--- start Entries supplied ---
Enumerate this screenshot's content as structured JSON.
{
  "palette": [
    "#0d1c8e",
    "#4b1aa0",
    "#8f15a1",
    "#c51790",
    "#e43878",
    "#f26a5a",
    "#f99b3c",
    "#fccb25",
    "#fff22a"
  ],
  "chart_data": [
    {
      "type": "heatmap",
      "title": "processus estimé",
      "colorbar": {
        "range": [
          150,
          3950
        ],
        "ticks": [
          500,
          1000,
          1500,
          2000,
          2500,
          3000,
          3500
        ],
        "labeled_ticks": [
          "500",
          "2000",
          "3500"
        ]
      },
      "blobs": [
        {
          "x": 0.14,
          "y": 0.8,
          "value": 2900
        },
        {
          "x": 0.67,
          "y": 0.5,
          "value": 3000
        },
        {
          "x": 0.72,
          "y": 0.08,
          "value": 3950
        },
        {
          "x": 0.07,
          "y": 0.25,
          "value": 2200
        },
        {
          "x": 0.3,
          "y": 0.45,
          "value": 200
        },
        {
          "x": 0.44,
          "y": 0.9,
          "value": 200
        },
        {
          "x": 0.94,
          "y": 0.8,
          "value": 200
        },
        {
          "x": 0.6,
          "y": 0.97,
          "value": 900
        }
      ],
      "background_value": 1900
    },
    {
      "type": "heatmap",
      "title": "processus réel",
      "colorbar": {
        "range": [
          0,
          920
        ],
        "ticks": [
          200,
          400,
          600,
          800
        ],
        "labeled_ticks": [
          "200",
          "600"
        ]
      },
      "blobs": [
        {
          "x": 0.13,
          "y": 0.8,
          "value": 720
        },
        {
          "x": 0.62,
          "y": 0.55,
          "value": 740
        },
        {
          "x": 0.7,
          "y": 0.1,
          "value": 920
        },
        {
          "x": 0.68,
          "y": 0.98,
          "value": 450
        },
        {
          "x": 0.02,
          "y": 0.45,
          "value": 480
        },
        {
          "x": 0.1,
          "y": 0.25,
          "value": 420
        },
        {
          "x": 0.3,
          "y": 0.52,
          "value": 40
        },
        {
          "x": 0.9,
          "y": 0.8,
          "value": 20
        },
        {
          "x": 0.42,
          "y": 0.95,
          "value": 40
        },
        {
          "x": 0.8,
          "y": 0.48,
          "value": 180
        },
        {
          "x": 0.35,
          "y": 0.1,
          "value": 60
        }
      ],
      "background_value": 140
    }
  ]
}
--- end Entries supplied ---
Written task: Produce an exact copy of the whole listing.

Right answer:
Enumerate this screenshot's content as structured JSON.
{
  "palette": [
    "#0d1c8e",
    "#4b1aa0",
    "#8f15a1",
    "#c51790",
    "#e43878",
    "#f26a5a",
    "#f99b3c",
    "#fccb25",
    "#fff22a"
  ],
  "chart_data": [
    {
      "type": "heatmap",
      "title": "processus estimé",
      "colorbar": {
        "range": [
          150,
          3950
        ],
        "ticks": [
          500,
          1000,
          1500,
          2000,
          2500,
          3000,
          3500
        ],
        "labeled_ticks": [
          "500",
          "2000",
          "3500"
        ]
      },
      "blobs": [
        {
          "x": 0.14,
          "y": 0.8,
          "value": 2900
        },
        {
          "x": 0.67,
          "y": 0.5,
          "value": 3000
        },
        {
          "x": 0.72,
          "y": 0.08,
          "value": 3950
        },
        {
          "x": 0.07,
          "y": 0.25,
          "value": 2200
        },
        {
          "x": 0.3,
          "y": 0.45,
          "value": 200
        },
        {
          "x": 0.44,
          "y": 0.9,
          "value": 200
        },
        {
          "x": 0.94,
          "y": 0.8,
          "value": 200
        },
        {
          "x": 0.6,
          "y": 0.97,
          "value": 900
        }
      ],
      "background_value": 1900
    },
    {
      "type": "heatmap",
      "title": "processus réel",
      "colorbar": {
        "range": [
          0,
          920
        ],
        "ticks": [
          200,
          400,
          600,
          800
        ],
        "labeled_ticks": [
          "200",
          "600"
        ]
      },
      "blobs": [
        {
          "x": 0.13,
          "y": 0.8,
          "value": 720
        },
        {
          "x": 0.62,
          "y": 0.55,
          "value": 740
        },
        {
          "x": 0.7,
          "y": 0.1,
          "value": 920
        },
        {
          "x": 0.68,
          "y": 0.98,
          "value": 450
        },
        {
          "x": 0.02,
          "y": 0.45,
          "value": 480
        },
        {
          "x": 0.1,
          "y": 0.25,
          "value": 420
        },
        {
          "x": 0.3,
          "y": 0.52,
          "value": 40
        },
        {
          "x": 0.9,
          "y": 0.8,
          "value": 20
        },
        {
          "x": 0.42,
          "y": 0.95,
          "value": 40
        },
        {
          "x": 0.8,
          "y": 0.48,
          "value": 180
        },
        {
          "x": 0.35,
          "y": 0.1,
          "value": 60
        }
      ],
      "background_value": 140
    }
  ]
}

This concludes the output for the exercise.